▶ Records supplied
-.-.-
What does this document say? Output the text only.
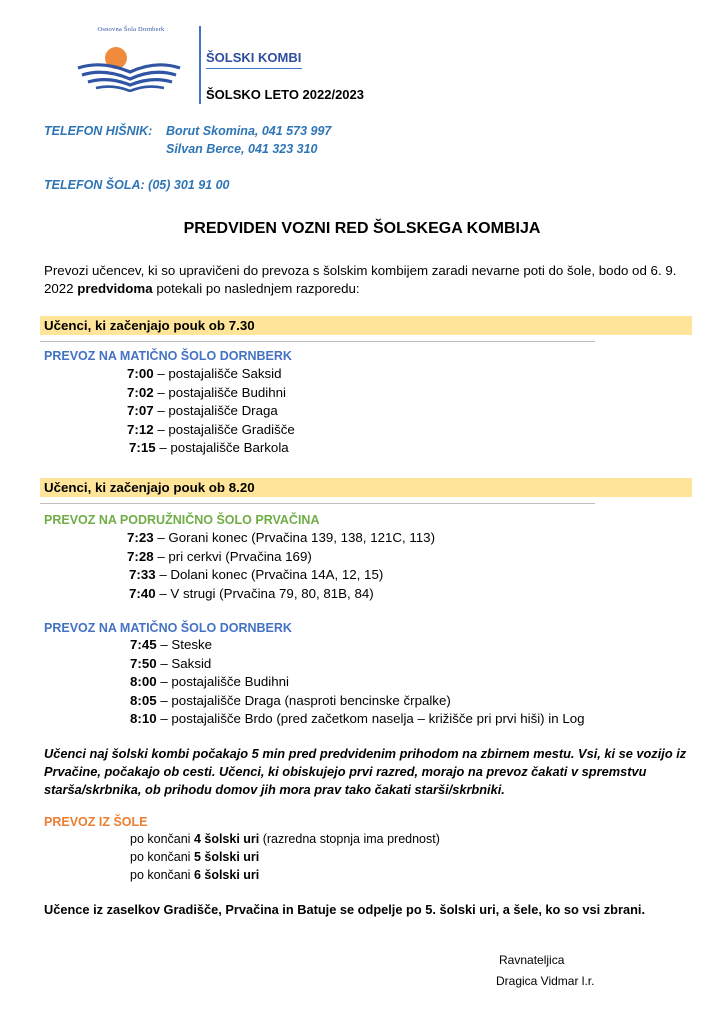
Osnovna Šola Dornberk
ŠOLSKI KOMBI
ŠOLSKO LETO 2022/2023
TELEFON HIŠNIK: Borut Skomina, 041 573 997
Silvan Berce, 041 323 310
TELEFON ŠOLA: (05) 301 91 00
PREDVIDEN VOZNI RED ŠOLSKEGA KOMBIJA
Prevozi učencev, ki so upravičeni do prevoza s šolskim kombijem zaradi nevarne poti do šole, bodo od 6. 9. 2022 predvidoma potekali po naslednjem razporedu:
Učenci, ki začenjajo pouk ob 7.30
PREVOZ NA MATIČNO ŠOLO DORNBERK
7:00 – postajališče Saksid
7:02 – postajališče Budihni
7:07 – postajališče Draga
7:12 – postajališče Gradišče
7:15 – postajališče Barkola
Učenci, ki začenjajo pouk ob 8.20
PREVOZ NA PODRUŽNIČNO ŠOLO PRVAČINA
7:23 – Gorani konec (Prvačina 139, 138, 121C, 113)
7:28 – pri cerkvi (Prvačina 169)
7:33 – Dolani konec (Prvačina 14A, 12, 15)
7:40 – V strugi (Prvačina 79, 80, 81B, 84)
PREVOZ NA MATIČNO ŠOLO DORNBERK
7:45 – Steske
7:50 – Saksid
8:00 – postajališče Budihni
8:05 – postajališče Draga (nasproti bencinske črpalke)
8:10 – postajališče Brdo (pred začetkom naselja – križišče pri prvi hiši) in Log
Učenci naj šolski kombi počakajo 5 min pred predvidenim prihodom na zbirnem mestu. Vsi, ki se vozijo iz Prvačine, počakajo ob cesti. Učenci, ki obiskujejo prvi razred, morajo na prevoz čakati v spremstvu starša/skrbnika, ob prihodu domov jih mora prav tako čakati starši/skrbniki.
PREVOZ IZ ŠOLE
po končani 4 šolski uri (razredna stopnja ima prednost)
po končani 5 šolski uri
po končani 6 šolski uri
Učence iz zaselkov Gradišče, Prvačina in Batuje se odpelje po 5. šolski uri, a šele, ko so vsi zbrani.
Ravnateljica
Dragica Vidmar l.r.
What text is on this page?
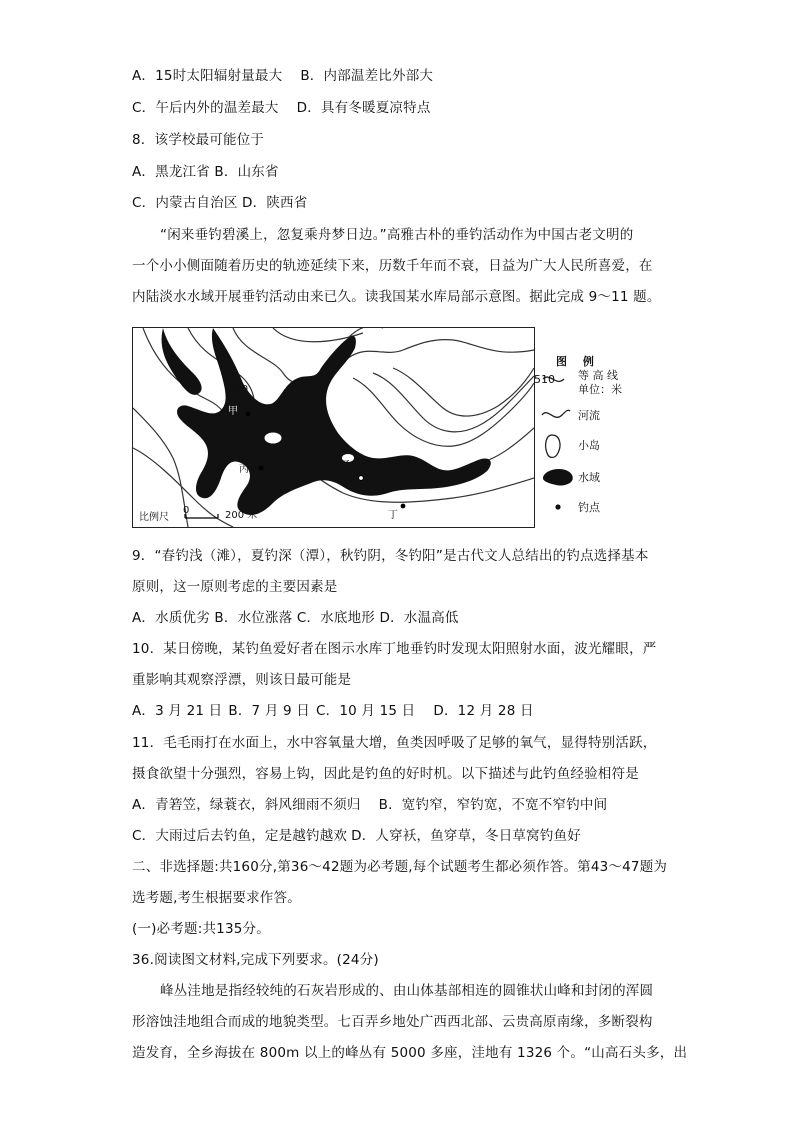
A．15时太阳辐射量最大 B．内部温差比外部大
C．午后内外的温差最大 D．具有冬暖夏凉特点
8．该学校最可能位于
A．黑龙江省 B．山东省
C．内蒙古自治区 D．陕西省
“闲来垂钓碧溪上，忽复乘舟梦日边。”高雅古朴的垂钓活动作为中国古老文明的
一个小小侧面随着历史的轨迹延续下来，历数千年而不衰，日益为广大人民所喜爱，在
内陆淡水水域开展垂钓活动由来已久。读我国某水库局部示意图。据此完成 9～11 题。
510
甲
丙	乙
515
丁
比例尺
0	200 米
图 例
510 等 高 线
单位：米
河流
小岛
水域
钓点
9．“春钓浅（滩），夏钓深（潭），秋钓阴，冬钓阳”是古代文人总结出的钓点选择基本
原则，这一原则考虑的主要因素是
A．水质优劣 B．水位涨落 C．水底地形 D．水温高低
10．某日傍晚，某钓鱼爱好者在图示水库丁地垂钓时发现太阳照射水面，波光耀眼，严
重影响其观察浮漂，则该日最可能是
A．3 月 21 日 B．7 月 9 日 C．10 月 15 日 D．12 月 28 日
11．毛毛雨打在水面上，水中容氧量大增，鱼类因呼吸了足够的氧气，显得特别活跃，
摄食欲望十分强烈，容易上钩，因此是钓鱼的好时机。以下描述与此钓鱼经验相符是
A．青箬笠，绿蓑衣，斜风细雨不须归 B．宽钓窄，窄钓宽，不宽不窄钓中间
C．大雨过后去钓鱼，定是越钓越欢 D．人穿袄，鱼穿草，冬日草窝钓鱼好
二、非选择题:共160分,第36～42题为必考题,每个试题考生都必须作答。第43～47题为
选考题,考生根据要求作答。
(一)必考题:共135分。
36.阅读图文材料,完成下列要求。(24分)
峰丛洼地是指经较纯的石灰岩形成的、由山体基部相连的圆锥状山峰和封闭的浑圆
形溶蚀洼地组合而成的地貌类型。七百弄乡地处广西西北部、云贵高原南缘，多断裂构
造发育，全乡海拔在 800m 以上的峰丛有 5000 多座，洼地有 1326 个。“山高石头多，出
-.-.-
Extract, exactly as written, the span of lines from the one holding "What text is on this page?" through the last line, inclusive. Skip any picture.

▶ Written answer
What text is on this page?
A．15时太阳辐射量最大 B．内部温差比外部大
C．午后内外的温差最大 D．具有冬暖夏凉特点
8．该学校最可能位于
A．黑龙江省 B．山东省
C．内蒙古自治区 D．陕西省
“闲来垂钓碧溪上，忽复乘舟梦日边。”高雅古朴的垂钓活动作为中国古老文明的
一个小小侧面随着历史的轨迹延续下来，历数千年而不衰，日益为广大人民所喜爱，在
内陆淡水水域开展垂钓活动由来已久。读我国某水库局部示意图。据此完成 9～11 题。
510
甲
丙	乙
515
丁
比例尺
0	200 米
图 例
510 等 高 线
单位：米
河流
小岛
水域
钓点
9．“春钓浅（滩），夏钓深（潭），秋钓阴，冬钓阳”是古代文人总结出的钓点选择基本
原则，这一原则考虑的主要因素是
A．水质优劣 B．水位涨落 C．水底地形 D．水温高低
10．某日傍晚，某钓鱼爱好者在图示水库丁地垂钓时发现太阳照射水面，波光耀眼，严
重影响其观察浮漂，则该日最可能是
A．3 月 21 日 B．7 月 9 日 C．10 月 15 日 D．12 月 28 日
11．毛毛雨打在水面上，水中容氧量大增，鱼类因呼吸了足够的氧气，显得特别活跃，
摄食欲望十分强烈，容易上钩，因此是钓鱼的好时机。以下描述与此钓鱼经验相符是
A．青箬笠，绿蓑衣，斜风细雨不须归 B．宽钓窄，窄钓宽，不宽不窄钓中间
C．大雨过后去钓鱼，定是越钓越欢 D．人穿袄，鱼穿草，冬日草窝钓鱼好
二、非选择题:共160分,第36～42题为必考题,每个试题考生都必须作答。第43～47题为
选考题,考生根据要求作答。
(一)必考题:共135分。
36.阅读图文材料,完成下列要求。(24分)
峰丛洼地是指经较纯的石灰岩形成的、由山体基部相连的圆锥状山峰和封闭的浑圆
形溶蚀洼地组合而成的地貌类型。七百弄乡地处广西西北部、云贵高原南缘，多断裂构
造发育，全乡海拔在 800m 以上的峰丛有 5000 多座，洼地有 1326 个。“山高石头多，出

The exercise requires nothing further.